**OBJECTIF 1**
Selon le texte sur l'affaire Wenger, que le tribunal ordonne-t-il au registraire de faire ?
**OBJECTIF 2**
Poursuivez le texte sur l'affaire Wenger à la suite de sa dernière phrase.

**TEXTE FOURNI**
----

Par Me Sébastien Lapointe, Techtonik Legal inc.
Le retour de l’affaire Wenger : quand l’enregistrement d’une marque sert de bouclier contre les dommages-intérêts

Comme on s'en souviendra, les entreprises Wenger et Travelway sont impliquées depuis quelques années dans un beau litige de marques de commerce, au sujet de l’usage de logos reprenant l’essentiel du drapeau suisse sur des bagages, en tant que marques. En 2017, la Cour d’appel fédérale (C.A.F.) avait donné raison à Wenger1, en décrétant que les logos de croix de Travelway portaient effectivement confusion avec le logo de Wenger. Malheureusement pour Wenger, la C.A.F. s’était alors limitée à renvoyer le litige devant la Cour fédérale (C.F.) pour décider des recours à octroyer.

C’est de cette décision dont nous traitons cette fois-ci, celle de Wenger SA c. Travelway Group International Inc. (2019 FC 1104).

Cette décision donne finalement raison à Wenger, en quelque sorte. Puisque les marques en présence portaient à confusion, oui on est en présence de contrefaçon et même de délit de substitution (dans le passé). Le tribunal ordonne que le registraire radie les enregistrements quant aux logos en question de Travelway. Certes.

Comme Travelway a retiré ses bagages en question du marché, il ne demeure pas de question au sujet du besoin d’une ordonnance. La C.F. doit seulement trancher quant à ce qui s’est fait dans le passé.

----

**LISTE DES LIGNES**

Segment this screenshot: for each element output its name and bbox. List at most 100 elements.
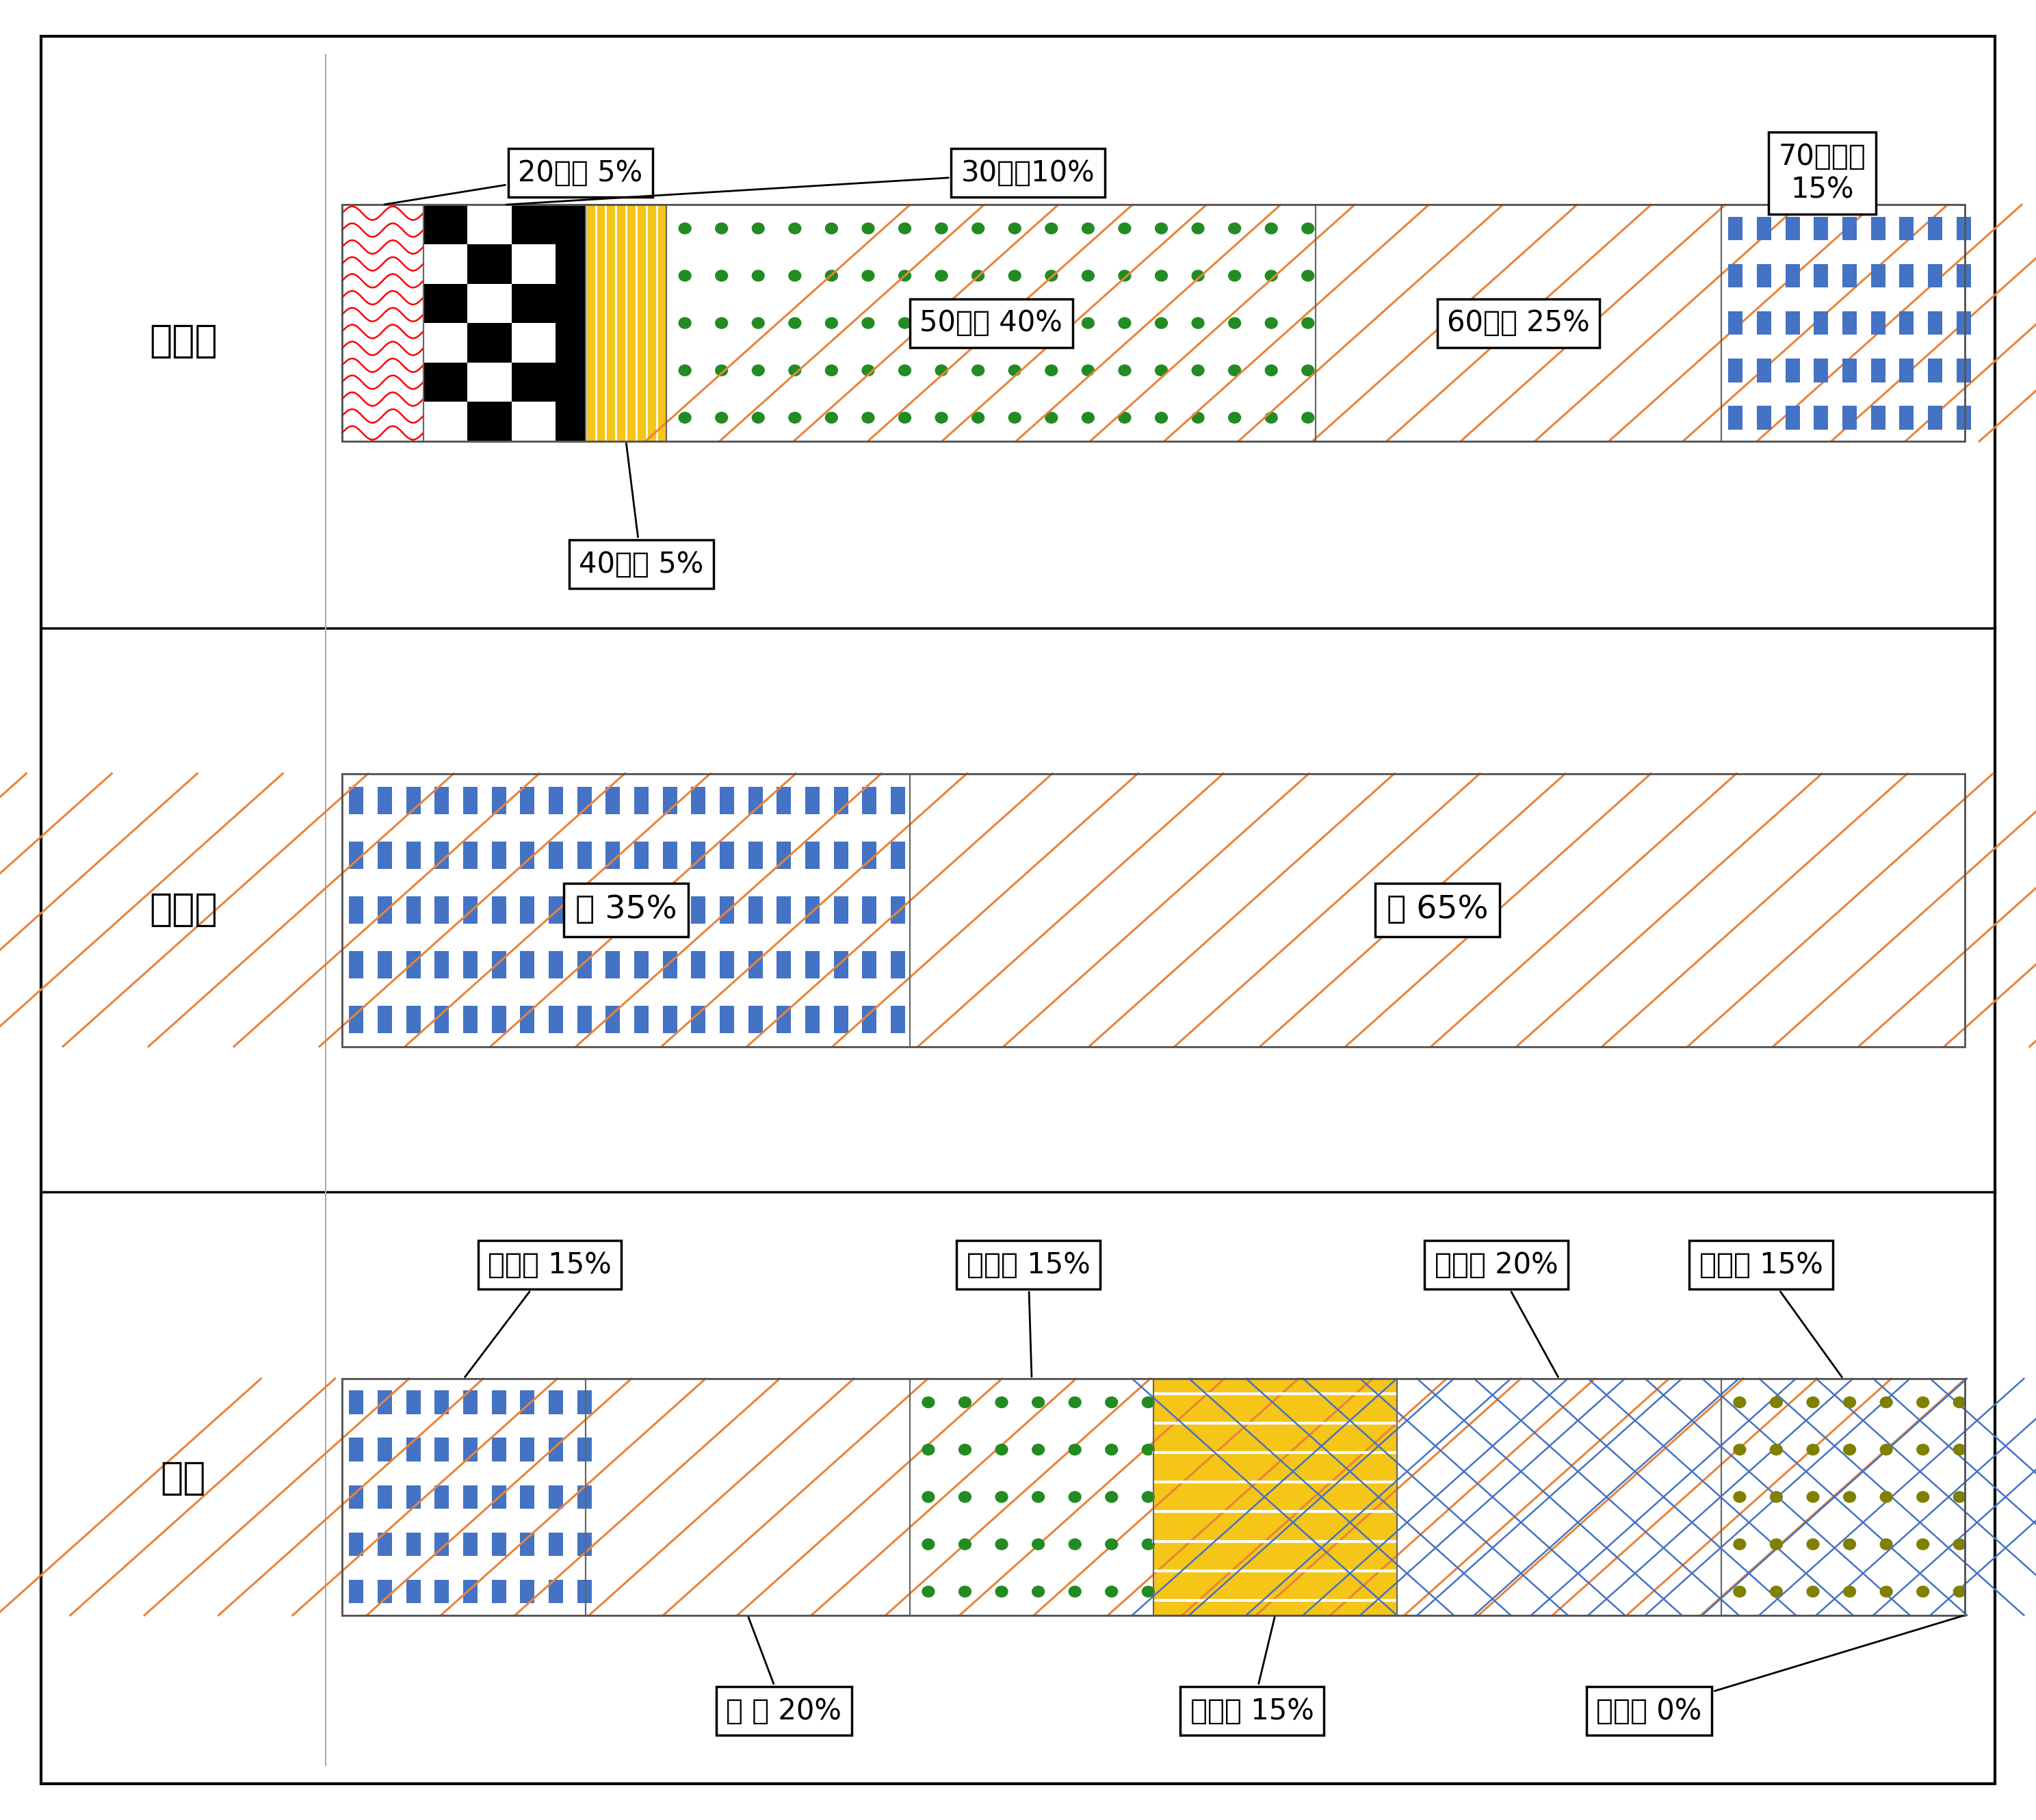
Circle shape: [1301, 411, 1313, 422]
Bar: [550, 841, 564, 868]
Bar: [806, 841, 821, 868]
Circle shape: [1843, 1492, 1855, 1503]
Bar: [342, 774, 910, 1046]
Circle shape: [788, 411, 800, 422]
Bar: [550, 1532, 564, 1556]
Bar: [350, 897, 364, 925]
Text: 宮前区 20%: 宮前区 20%: [1435, 1250, 1558, 1378]
Bar: [910, 774, 1965, 1046]
Circle shape: [715, 317, 727, 328]
Circle shape: [1264, 269, 1277, 280]
Bar: [1814, 217, 1828, 240]
Bar: [910, 1380, 1152, 1616]
Bar: [1814, 406, 1828, 430]
Circle shape: [861, 269, 873, 280]
Circle shape: [1008, 269, 1020, 280]
Circle shape: [1154, 364, 1167, 375]
Circle shape: [1069, 1585, 1081, 1598]
Circle shape: [1769, 1492, 1781, 1503]
Bar: [778, 897, 792, 925]
Circle shape: [715, 411, 727, 422]
Bar: [892, 950, 906, 979]
Circle shape: [1301, 364, 1313, 375]
Bar: [436, 1485, 450, 1509]
Text: 多摩区 0%: 多摩区 0%: [1596, 1616, 1963, 1725]
Bar: [493, 1005, 507, 1032]
Circle shape: [1953, 1538, 1965, 1551]
Bar: [493, 1532, 507, 1556]
Bar: [342, 204, 423, 440]
Circle shape: [971, 364, 983, 375]
Circle shape: [1879, 1538, 1891, 1551]
Text: 川崎区 15%: 川崎区 15%: [464, 1250, 611, 1378]
Circle shape: [1069, 1445, 1081, 1456]
Circle shape: [1191, 269, 1203, 280]
Bar: [1928, 406, 1942, 430]
Bar: [550, 950, 564, 979]
Bar: [578, 1438, 592, 1461]
Circle shape: [1733, 1445, 1745, 1456]
Circle shape: [1142, 1398, 1154, 1409]
Circle shape: [678, 364, 690, 375]
Bar: [379, 841, 393, 868]
Circle shape: [715, 364, 727, 375]
Bar: [521, 786, 535, 815]
Circle shape: [1769, 1445, 1781, 1456]
Circle shape: [678, 269, 690, 280]
Bar: [1957, 406, 1971, 430]
Bar: [407, 1485, 421, 1509]
Circle shape: [825, 317, 837, 328]
Circle shape: [1191, 364, 1203, 375]
Circle shape: [1916, 1398, 1928, 1409]
Bar: [521, 1580, 535, 1603]
Circle shape: [1044, 317, 1057, 328]
Circle shape: [861, 317, 873, 328]
Bar: [1786, 311, 1800, 335]
Circle shape: [922, 1585, 935, 1598]
Bar: [1871, 359, 1885, 382]
Bar: [464, 1485, 478, 1509]
Circle shape: [1879, 1492, 1891, 1503]
Bar: [692, 841, 706, 868]
Bar: [350, 786, 364, 815]
Text: 女 65%: 女 65%: [1387, 895, 1488, 925]
Text: 年代別: 年代別: [149, 322, 218, 360]
Circle shape: [1228, 317, 1240, 328]
Circle shape: [1264, 411, 1277, 422]
Bar: [464, 1390, 478, 1414]
Bar: [1729, 359, 1743, 382]
Circle shape: [935, 364, 947, 375]
Circle shape: [861, 411, 873, 422]
Bar: [1729, 406, 1743, 430]
Bar: [464, 897, 478, 925]
Bar: [892, 897, 906, 925]
Bar: [464, 1532, 478, 1556]
Circle shape: [971, 411, 983, 422]
Circle shape: [1081, 411, 1093, 422]
Circle shape: [1118, 317, 1130, 328]
Bar: [664, 897, 678, 925]
Bar: [468, 284, 511, 324]
Circle shape: [1044, 364, 1057, 375]
Bar: [521, 897, 535, 925]
Circle shape: [1953, 1398, 1965, 1409]
Circle shape: [1154, 269, 1167, 280]
Circle shape: [959, 1398, 971, 1409]
Bar: [1152, 1380, 1397, 1616]
Text: 麻生区 15%: 麻生区 15%: [1700, 1250, 1843, 1378]
Bar: [1786, 406, 1800, 430]
Circle shape: [1081, 364, 1093, 375]
Text: 20歳代 5%: 20歳代 5%: [385, 158, 643, 204]
Bar: [436, 786, 450, 815]
Bar: [607, 1005, 621, 1032]
Circle shape: [1916, 1492, 1928, 1503]
Circle shape: [1008, 364, 1020, 375]
Bar: [407, 897, 421, 925]
Bar: [407, 950, 421, 979]
Circle shape: [1733, 1398, 1745, 1409]
Bar: [464, 1005, 478, 1032]
Bar: [436, 1580, 450, 1603]
Circle shape: [1733, 1585, 1745, 1598]
Bar: [407, 1580, 421, 1603]
Bar: [863, 897, 878, 925]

----

**RÉPONSE 1**
Il ordonne au registraire de radier les enregistrements des logos en question de Travelway.

**RÉPONSE 2**
À ce sujet, la C.F. se refuse à octroyer des dommages-intérêts à Wenger, compte tenu du fait que les logos de Travelway étaient toujours protégés par enregistrement jusqu’au moment où leur usage a cessé. En effet, ce qu’il faut comprendre à ce sujet c’est que la C.A.F., elle, n’avait pas déclaré que les enregistrements en question s’avéraient invalides (en 2017), ni même ordonné qu’on radie ceux-ci. Pendant toute la période pertinente, donc, Travelway utilisait des logos qui, bien que portant à confusion avec le logo de Wenger, étaient néanmoins protégés par des enregistrements de marque de commerce, au Canada. Il n’y a donc pas lieu d’ordonner que Travelway paie des dommages à Wenger, et ce, même si l’on est bien en présence de contrefaçon et de délit de substitution.

Cette décision vient donc confirmer que lorsqu’une entreprise s’est donné la peine d’enregistrer sa marque de commerce, un tribunal ne peut octroyer des dommages contre celle-ci, du moins pas avant qu’un tribunal n’ait prononcé l’invalidité de la marque en question et/ou fait ordonner la radiation de l’enregistrement visé.

Il s’agit d’une bonne illustration d’avantage qu’un enregistrement de marque de commerce peut fournir à son détenteur. Non seulement un enregistrement constitue-t-il une bonne arme, mais il sert également de bouclier si jamais on se fait poursuivre par un tiers. C’est très utile, puisque pour un investissement de quelques milliers de dollars (au plus), on peut s’éviter, comme cela a été le cas pour Travelway, de se faire éventuellement ordonner de payer des dizaines ou des centaines de milliers de dollars (ou plus !) en dommages-intérêts.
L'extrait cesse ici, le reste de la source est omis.